◆ **PROBLEM**: Please transcribe the data that follows without the pictures, keeping every word the same.

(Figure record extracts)

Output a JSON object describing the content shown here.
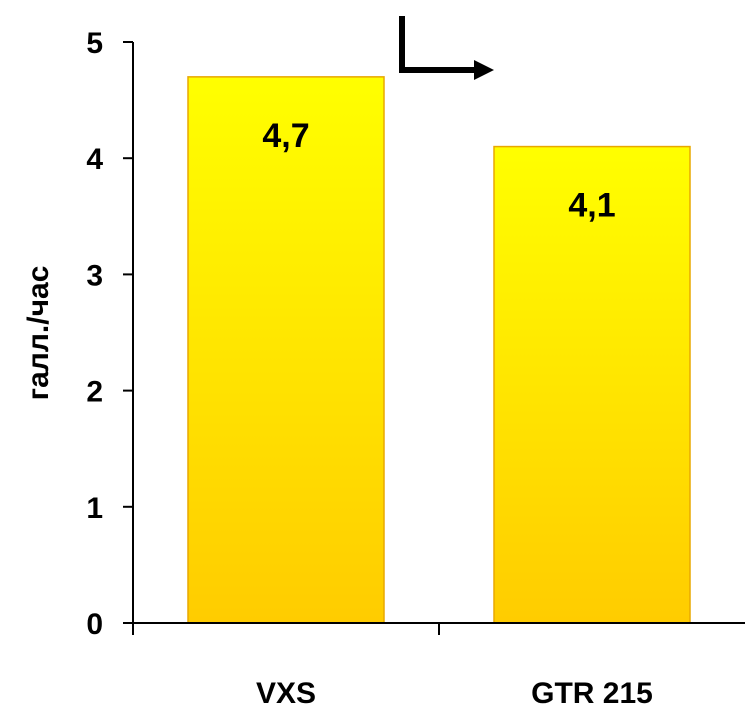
{
  "chart_data": {
    "type": "bar",
    "title": "",
    "xlabel": "",
    "ylabel": "галл./час",
    "categories": [
      "VXS",
      "GTR 215"
    ],
    "values": [
      4.7,
      4.1
    ],
    "data_labels": [
      "4,7",
      "4,1"
    ],
    "ylim": [
      0,
      5
    ],
    "yticks": [
      0,
      1,
      2,
      3,
      4,
      5
    ],
    "ytick_labels": [
      "0",
      "1",
      "2",
      "3",
      "4",
      "5"
    ],
    "grid": false,
    "legend": "none",
    "colors": {
      "bar_top": "#ffff00",
      "bar_bottom": "#ffcc00",
      "bar_border": "#e8a800",
      "axis": "#000000",
      "text": "#000000"
    }
  },
  "annotation": {
    "icon": "step-arrow-icon",
    "color": "#000000"
  }
}
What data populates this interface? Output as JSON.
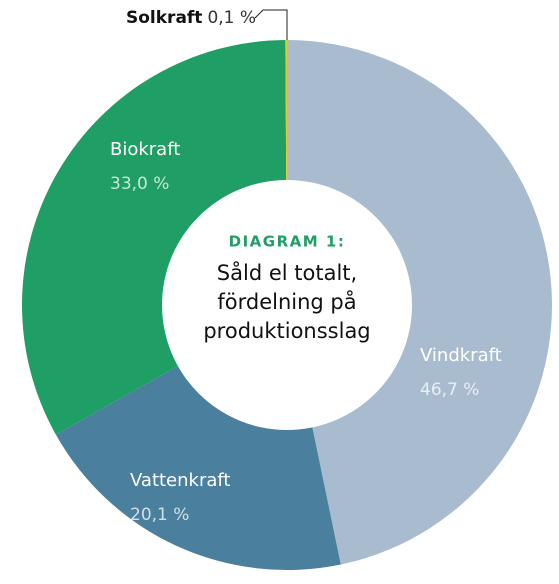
{
  "chart_data": {
    "type": "donut",
    "title": "DIAGRAM 1:",
    "subtitle": [
      "Såld el totalt,",
      "fördelning på",
      "produktionsslag"
    ],
    "categories": [
      "Vindkraft",
      "Vattenkraft",
      "Biokraft",
      "Solkraft"
    ],
    "values": [
      46.7,
      20.1,
      33.0,
      0.1
    ],
    "value_labels": [
      "46,7 %",
      "20,1 %",
      "33,0 %",
      "0,1 %"
    ],
    "colors": [
      "#a9bccf",
      "#4a7f9d",
      "#1f9e65",
      "#f2c318"
    ]
  }
}
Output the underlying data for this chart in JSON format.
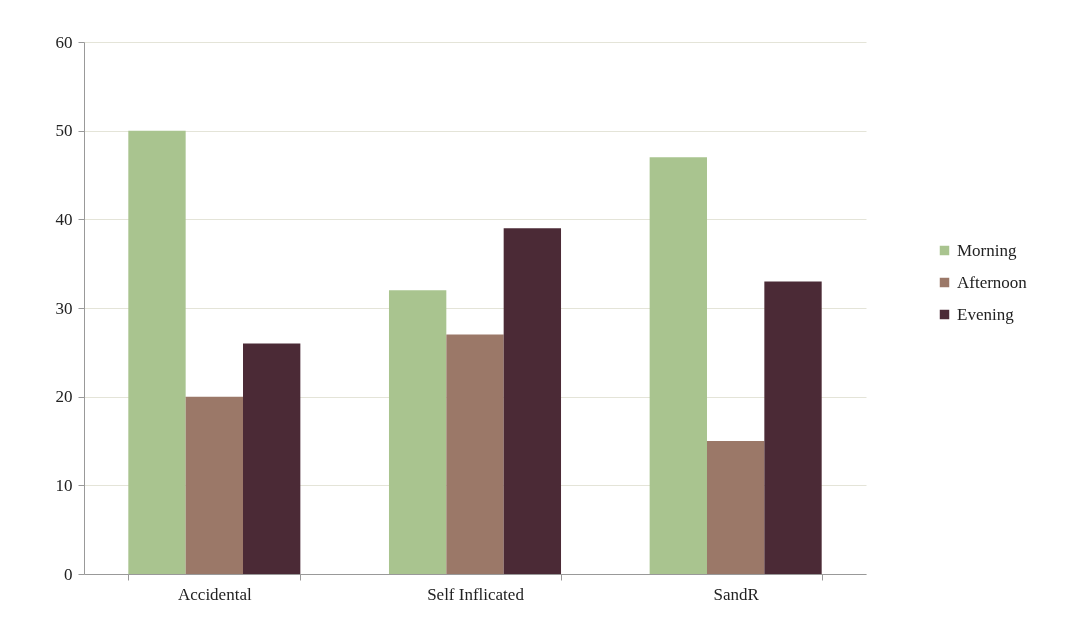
{
  "chart_data": {
    "type": "bar",
    "categories": [
      "Accidental",
      "Self Inflicated",
      "SandR"
    ],
    "series": [
      {
        "name": "Morning",
        "color": "#a9c48f",
        "values": [
          50,
          32,
          47
        ]
      },
      {
        "name": "Afternoon",
        "color": "#9b7868",
        "values": [
          20,
          27,
          15
        ]
      },
      {
        "name": "Evening",
        "color": "#4b2a36",
        "values": [
          26,
          39,
          33
        ]
      }
    ],
    "ylim": [
      0,
      60
    ],
    "yticks": [
      0,
      10,
      20,
      30,
      40,
      50,
      60
    ],
    "grid": "y",
    "legend": "right"
  }
}
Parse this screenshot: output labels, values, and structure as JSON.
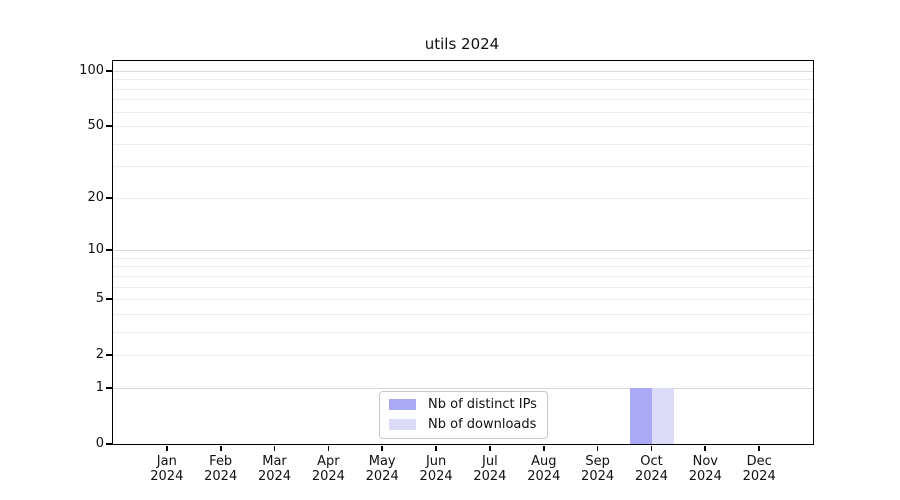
{
  "chart_data": {
    "type": "bar",
    "title": "utils 2024",
    "categories": [
      "Jan 2024",
      "Feb 2024",
      "Mar 2024",
      "Apr 2024",
      "May 2024",
      "Jun 2024",
      "Jul 2024",
      "Aug 2024",
      "Sep 2024",
      "Oct 2024",
      "Nov 2024",
      "Dec 2024"
    ],
    "x_tick_months": [
      "Jan",
      "Feb",
      "Mar",
      "Apr",
      "May",
      "Jun",
      "Jul",
      "Aug",
      "Sep",
      "Oct",
      "Nov",
      "Dec"
    ],
    "x_tick_year": "2024",
    "series": [
      {
        "name": "Nb of distinct IPs",
        "color": "#a9a9f6",
        "values": [
          0,
          0,
          0,
          0,
          0,
          0,
          0,
          0,
          0,
          1,
          0,
          0
        ]
      },
      {
        "name": "Nb of downloads",
        "color": "#dbdbf8",
        "values": [
          0,
          0,
          0,
          0,
          0,
          0,
          0,
          0,
          0,
          1,
          0,
          0
        ]
      }
    ],
    "xlabel": "",
    "ylabel": "",
    "y_scale": "log1p",
    "ylim": [
      0,
      113
    ],
    "y_ticks": [
      0,
      1,
      2,
      5,
      10,
      20,
      50,
      100
    ],
    "y_major_gridlines": [
      1,
      10,
      100
    ],
    "y_minor_gridlines": [
      2,
      3,
      4,
      5,
      6,
      7,
      8,
      9,
      20,
      30,
      40,
      50,
      60,
      70,
      80,
      90
    ],
    "grid": "horizontal",
    "legend_position": "lower-center"
  },
  "colors": {
    "background": "#ffffff",
    "axis": "#000000",
    "grid_minor": "#ececec",
    "grid_major": "#d8d8d8",
    "legend_border": "#c8c8c8",
    "text": "#111111"
  }
}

◆ **WRITTEN RESPONSE**:
Output a JSON object describing the content shown here.
{
  "chart_data": {
    "type": "bar",
    "title": "",
    "xlabel": "",
    "ylabel": "галл./час",
    "categories": [
      "VXS",
      "GTR 215"
    ],
    "values": [
      4.7,
      4.1
    ],
    "data_labels": [
      "4,7",
      "4,1"
    ],
    "ylim": [
      0,
      5
    ],
    "yticks": [
      0,
      1,
      2,
      3,
      4,
      5
    ],
    "ytick_labels": [
      "0",
      "1",
      "2",
      "3",
      "4",
      "5"
    ],
    "grid": false,
    "legend": "none",
    "colors": {
      "bar_top": "#ffff00",
      "bar_bottom": "#ffcc00",
      "bar_border": "#e8a800",
      "axis": "#000000",
      "text": "#000000"
    }
  },
  "annotation": {
    "icon": "step-arrow-icon",
    "color": "#000000"
  }
}
What data populates this interface? Output as JSON.
{
  "chart_data": {
    "type": "donut",
    "title": "DIAGRAM 1:",
    "subtitle": [
      "Såld el totalt,",
      "fördelning på",
      "produktionsslag"
    ],
    "categories": [
      "Vindkraft",
      "Vattenkraft",
      "Biokraft",
      "Solkraft"
    ],
    "values": [
      46.7,
      20.1,
      33.0,
      0.1
    ],
    "value_labels": [
      "46,7 %",
      "20,1 %",
      "33,0 %",
      "0,1 %"
    ],
    "colors": [
      "#a9bccf",
      "#4a7f9d",
      "#1f9e65",
      "#f2c318"
    ]
  }
}
Output the underlying data for this chart in JSON format.
{
  "chart_data": {
    "type": "bar",
    "categories": [
      "Accidental",
      "Self Inflicated",
      "SandR"
    ],
    "series": [
      {
        "name": "Morning",
        "color": "#a9c48f",
        "values": [
          50,
          32,
          47
        ]
      },
      {
        "name": "Afternoon",
        "color": "#9b7868",
        "values": [
          20,
          27,
          15
        ]
      },
      {
        "name": "Evening",
        "color": "#4b2a36",
        "values": [
          26,
          39,
          33
        ]
      }
    ],
    "ylim": [
      0,
      60
    ],
    "yticks": [
      0,
      10,
      20,
      30,
      40,
      50,
      60
    ],
    "grid": "y",
    "legend": "right"
  }
}
Parse this screenshot: output labels, values, and structure as JSON.
{
  "chart_data": {
    "type": "bar",
    "title": "utils 2024",
    "categories": [
      "Jan 2024",
      "Feb 2024",
      "Mar 2024",
      "Apr 2024",
      "May 2024",
      "Jun 2024",
      "Jul 2024",
      "Aug 2024",
      "Sep 2024",
      "Oct 2024",
      "Nov 2024",
      "Dec 2024"
    ],
    "x_tick_months": [
      "Jan",
      "Feb",
      "Mar",
      "Apr",
      "May",
      "Jun",
      "Jul",
      "Aug",
      "Sep",
      "Oct",
      "Nov",
      "Dec"
    ],
    "x_tick_year": "2024",
    "series": [
      {
        "name": "Nb of distinct IPs",
        "color": "#a9a9f6",
        "values": [
          0,
          0,
          0,
          0,
          0,
          0,
          0,
          0,
          0,
          1,
          0,
          0
        ]
      },
      {
        "name": "Nb of downloads",
        "color": "#dbdbf8",
        "values": [
          0,
          0,
          0,
          0,
          0,
          0,
          0,
          0,
          0,
          1,
          0,
          0
        ]
      }
    ],
    "xlabel": "",
    "ylabel": "",
    "y_scale": "log1p",
    "ylim": [
      0,
      113
    ],
    "y_ticks": [
      0,
      1,
      2,
      5,
      10,
      20,
      50,
      100
    ],
    "y_major_gridlines": [
      1,
      10,
      100
    ],
    "y_minor_gridlines": [
      2,
      3,
      4,
      5,
      6,
      7,
      8,
      9,
      20,
      30,
      40,
      50,
      60,
      70,
      80,
      90
    ],
    "grid": "horizontal",
    "legend_position": "lower-center"
  },
  "colors": {
    "background": "#ffffff",
    "axis": "#000000",
    "grid_minor": "#ececec",
    "grid_major": "#d8d8d8",
    "legend_border": "#c8c8c8",
    "text": "#111111"
  }
}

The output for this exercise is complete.